▶ [Information given]:
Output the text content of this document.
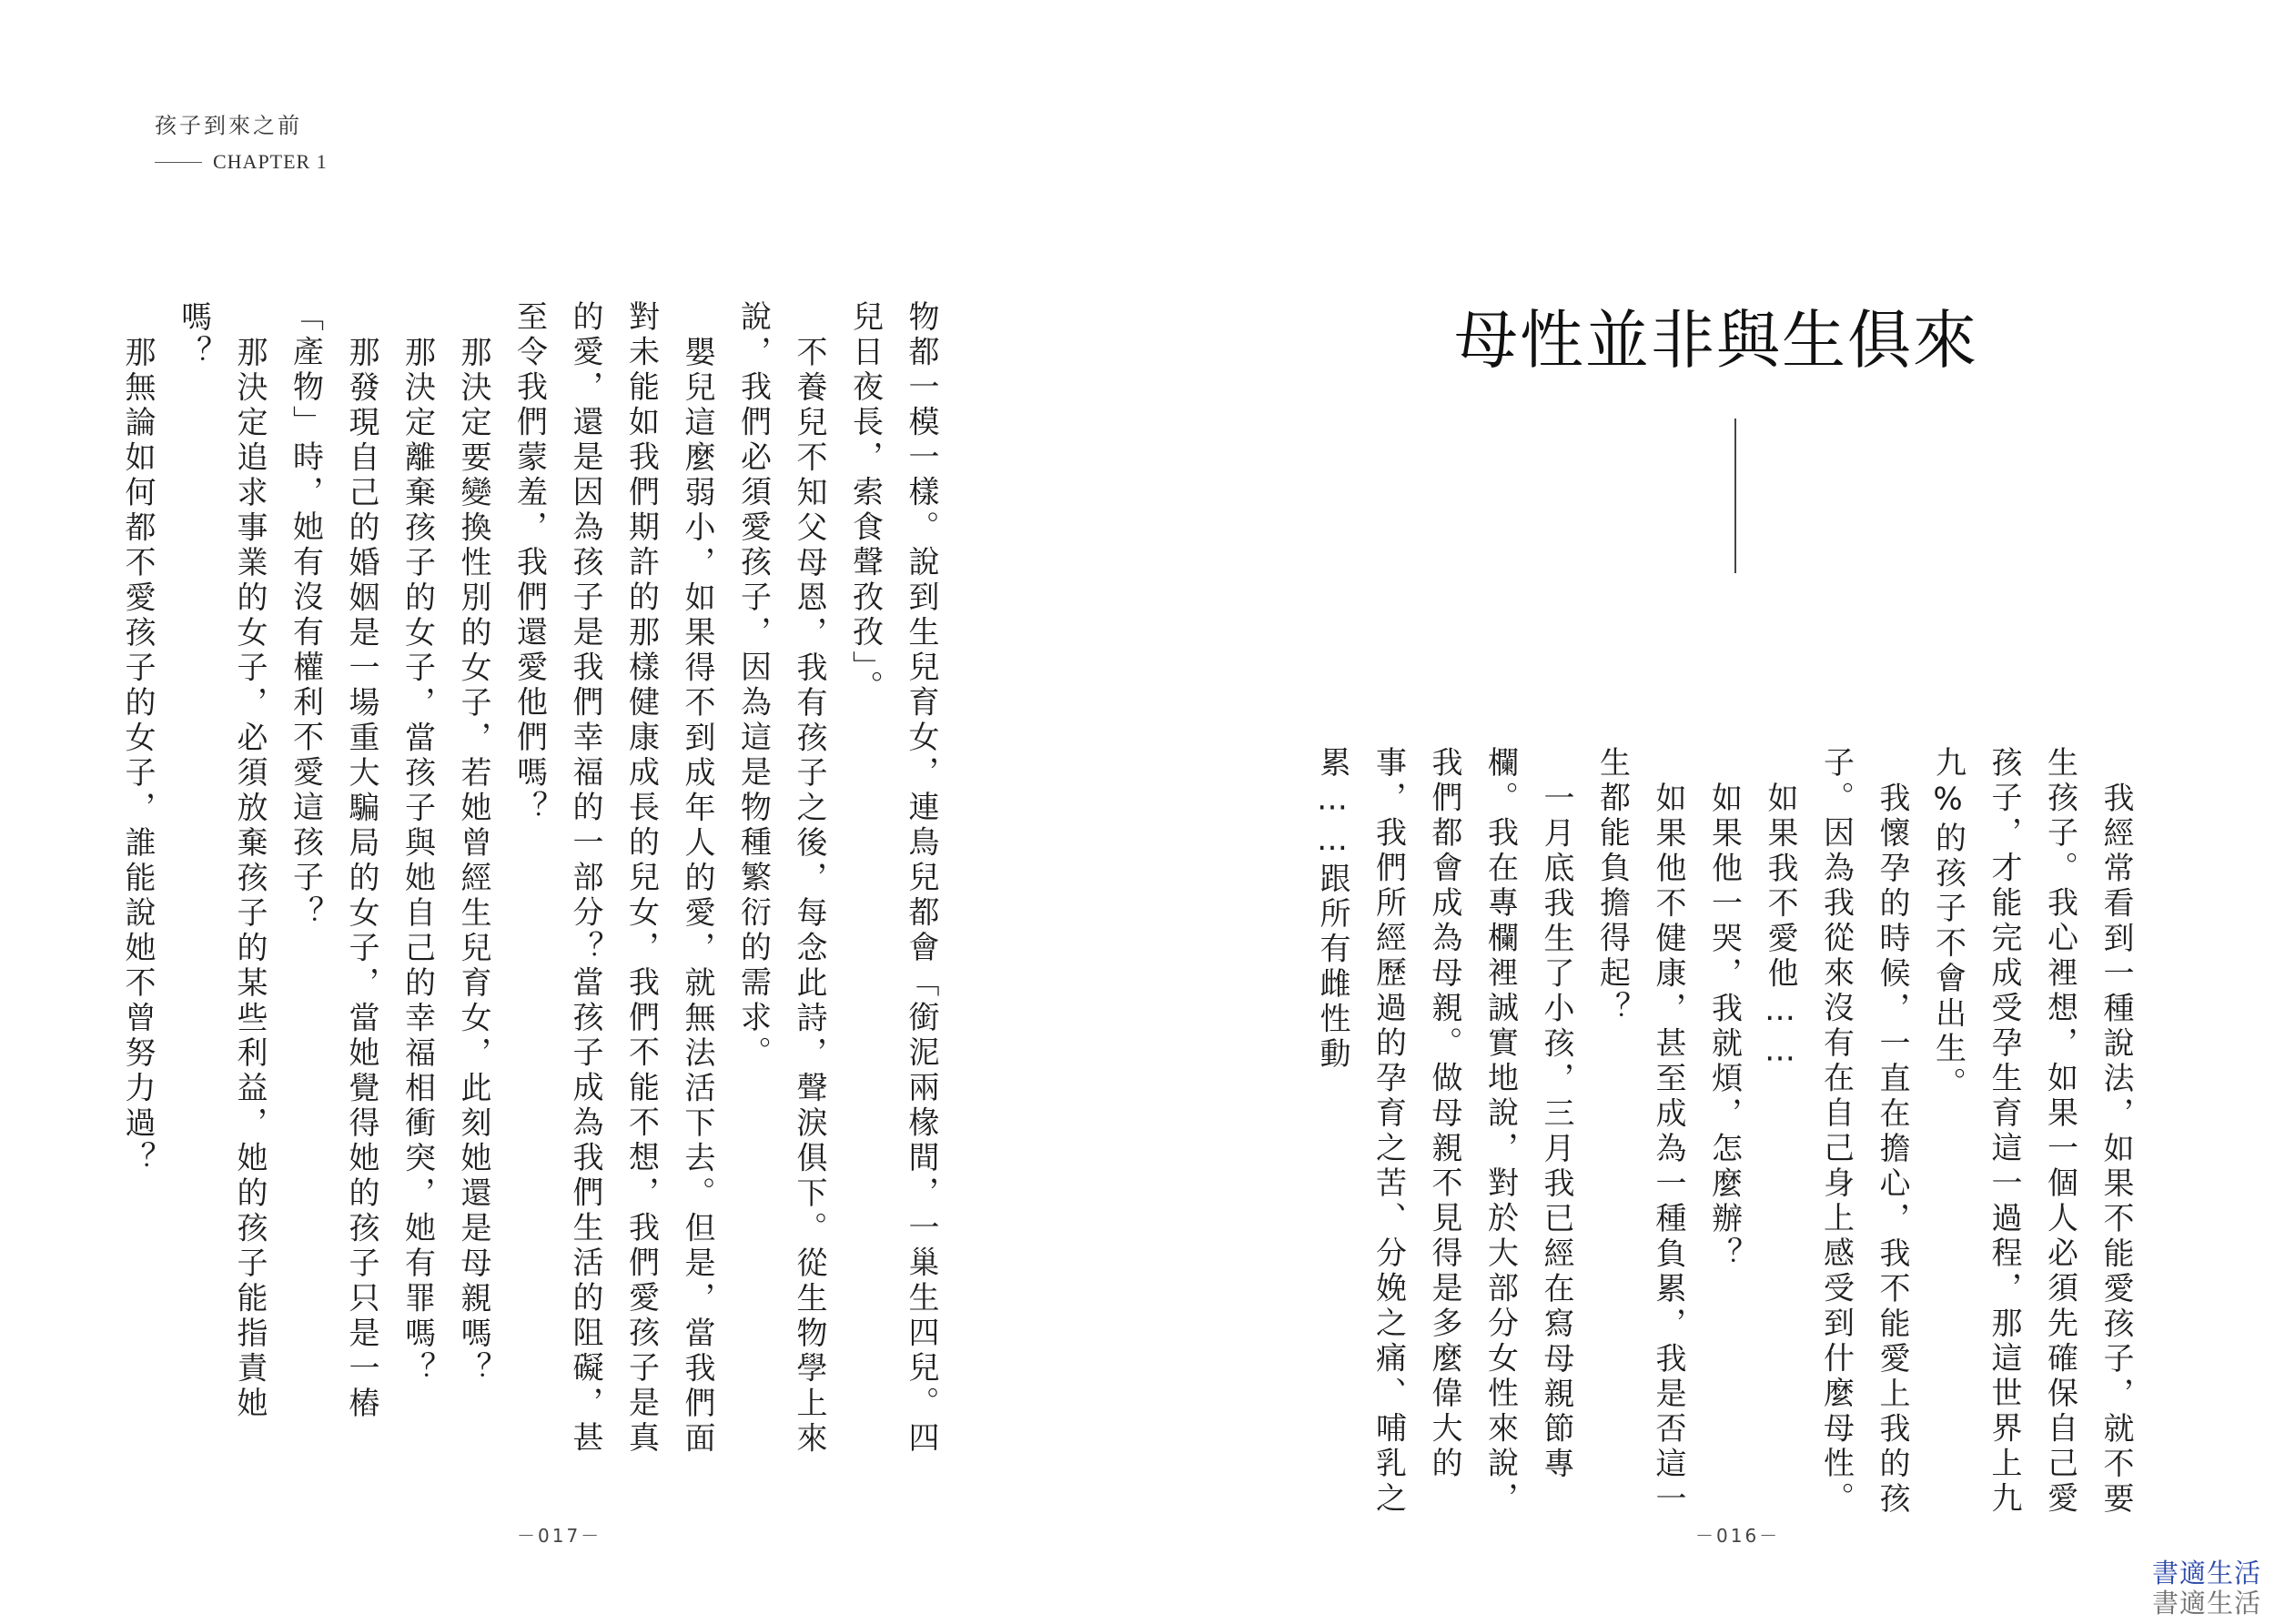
孩子到來之前
CHAPTER 1

物都一模一樣。說到生兒育女，連鳥兒都會「銜泥兩椽間，一巢生四兒。四兒日夜長，索食聲孜孜」。

不養兒不知父母恩，我有孩子之後，每念此詩，聲淚俱下。從生物學上來說，我們必須愛孩子，因為這是物種繁衍的需求。

嬰兒這麼弱小，如果得不到成年人的愛，就無法活下去。但是，當我們面對未能如我們期許的那樣健康成長的兒女，我們不能不想，我們愛孩子是真的愛，還是因為孩子是我們幸福的一部分？當孩子成為我們生活的阻礙，甚至令我們蒙羞，我們還愛他們嗎？

那決定要變換性別的女子，若她曾經生兒育女，此刻她還是母親嗎？

那決定離棄孩子的女子，當孩子與她自己的幸福相衝突，她有罪嗎？

那發現自己的婚姻是一場重大騙局的女子，當她覺得她的孩子只是一樁「產物」時，她有沒有權利不愛這孩子？

那決定追求事業的女子，必須放棄孩子的某些利益，她的孩子能指責她嗎？

那無論如何都不愛孩子的女子，誰能說她不曾努力過？	母性並非與生俱來

我經常看到一種說法，如果不能愛孩子，就不要生孩子。我心裡想，如果一個人必須先確保自己愛孩子，才能完成受孕生育這一過程，那這世界上九九%的孩子不會出生。

我懷孕的時候，一直在擔心，我不能愛上我的孩子。因為我從來沒有在自己身上感受到什麼母性。

如果我不愛他……

如果他一哭，我就煩，怎麼辦？

如果他不健康，甚至成為一種負累，我是否這一生都能負擔得起？

一月底我生了小孩，三月我已經在寫母親節專欄。我在專欄裡誠實地說，對於大部分女性來說，我們都會成為母親。做母親不見得是多麼偉大的事，我們所經歷過的孕育之苦、分娩之痛、哺乳之累……跟所有雌性動

－017－	－016－
書適生活
書適生活
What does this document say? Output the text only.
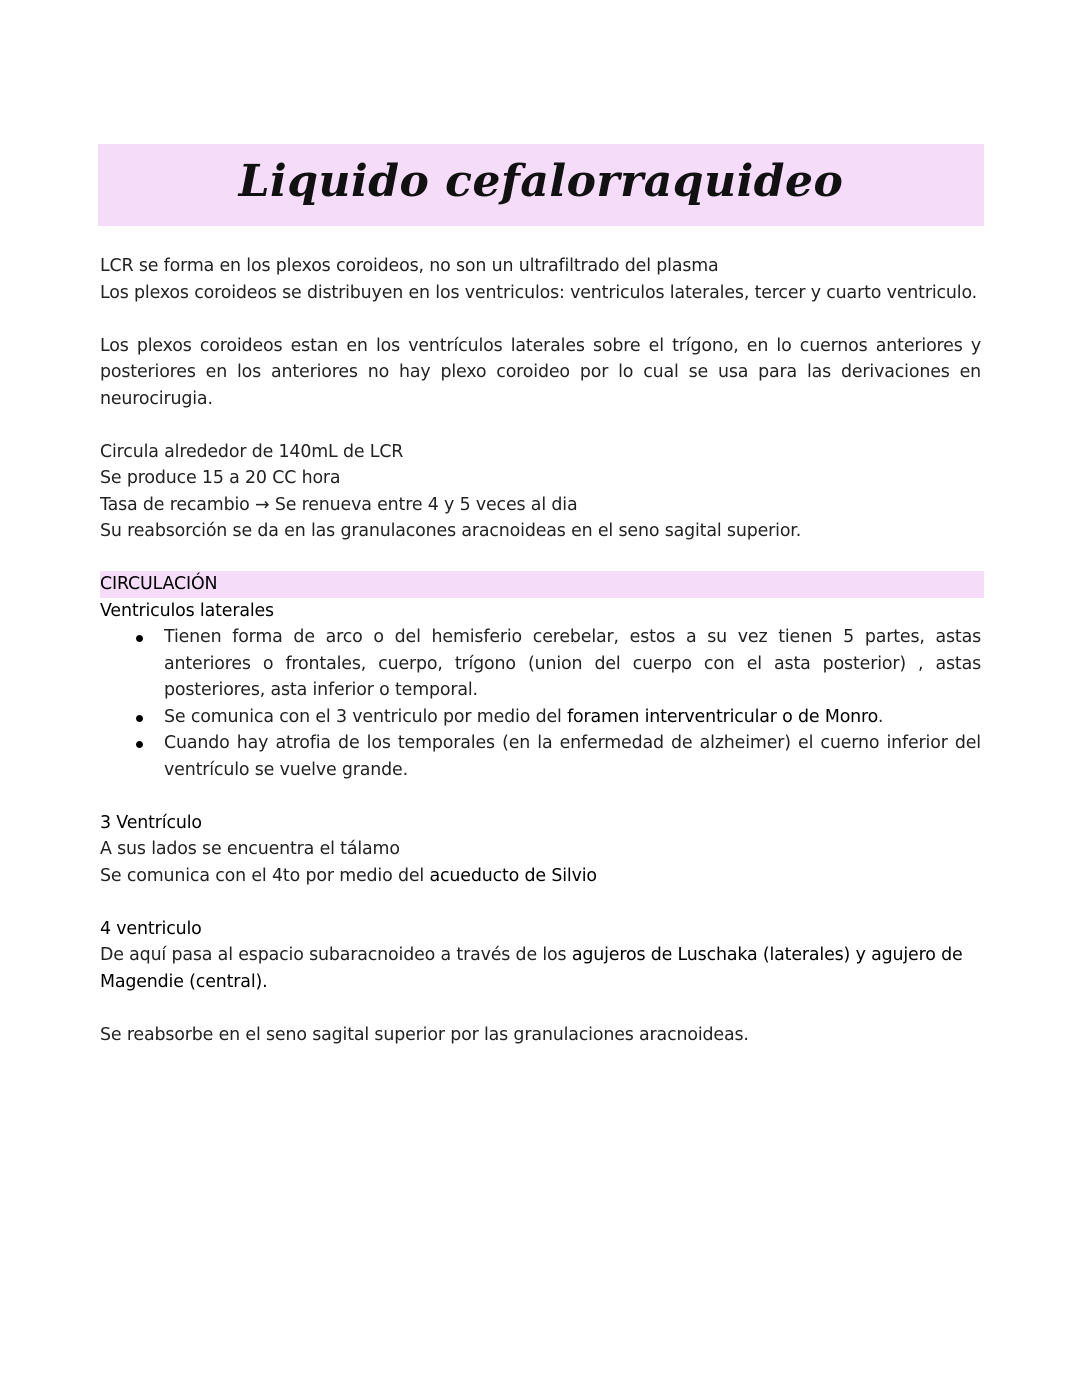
Liquido cefalorraquideo

LCR se forma en los plexos coroideos, no son un ultrafiltrado del plasma

Los plexos coroideos se distribuyen en los ventriculos: ventriculos laterales, tercer y cuarto ventriculo.

Los plexos coroideos estan en los ventrículos laterales sobre el trígono, en lo cuernos anteriores y posteriores en los anteriores no hay plexo coroideo por lo cual se usa para las derivaciones en neurocirugia.

Circula alrededor de 140mL de LCR

Se produce 15 a 20 CC hora

Tasa de recambio → Se renueva entre 4 y 5 veces al dia

Su reabsorción se da en las granulacones aracnoideas en el seno sagital superior.

CIRCULACIÓN

Ventriculos laterales

Tienen forma de arco o del hemisferio cerebelar, estos a su vez tienen 5 partes, astas anteriores o frontales, cuerpo, trígono (union del cuerpo con el asta posterior) , astas posteriores, asta inferior o temporal.
Se comunica con el 3 ventriculo por medio del foramen interventricular o de Monro.
Cuando hay atrofia de los temporales (en la enfermedad de alzheimer) el cuerno inferior del ventrículo se vuelve grande.

3 Ventrículo

A sus lados se encuentra el tálamo

Se comunica con el 4to por medio del acueducto de Silvio

4 ventriculo

De aquí pasa al espacio subaracnoideo a través de los agujeros de Luschaka (laterales) y agujero de Magendie (central).

Se reabsorbe en el seno sagital superior por las granulaciones aracnoideas.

▶ [Exercise instructions]: Note each line of the entries that has "inferior" in it, and copy those lines.

▶ [Response to the task]:
Tienen forma de arco o del hemisferio cerebelar, estos a su vez tienen 5 partes, astas anteriores o frontales, cuerpo, trígono (union del cuerpo con el asta posterior) , astas posteriores, asta inferior o temporal.
Cuando hay atrofia de los temporales (en la enfermedad de alzheimer) el cuerno inferior del ventrículo se vuelve grande.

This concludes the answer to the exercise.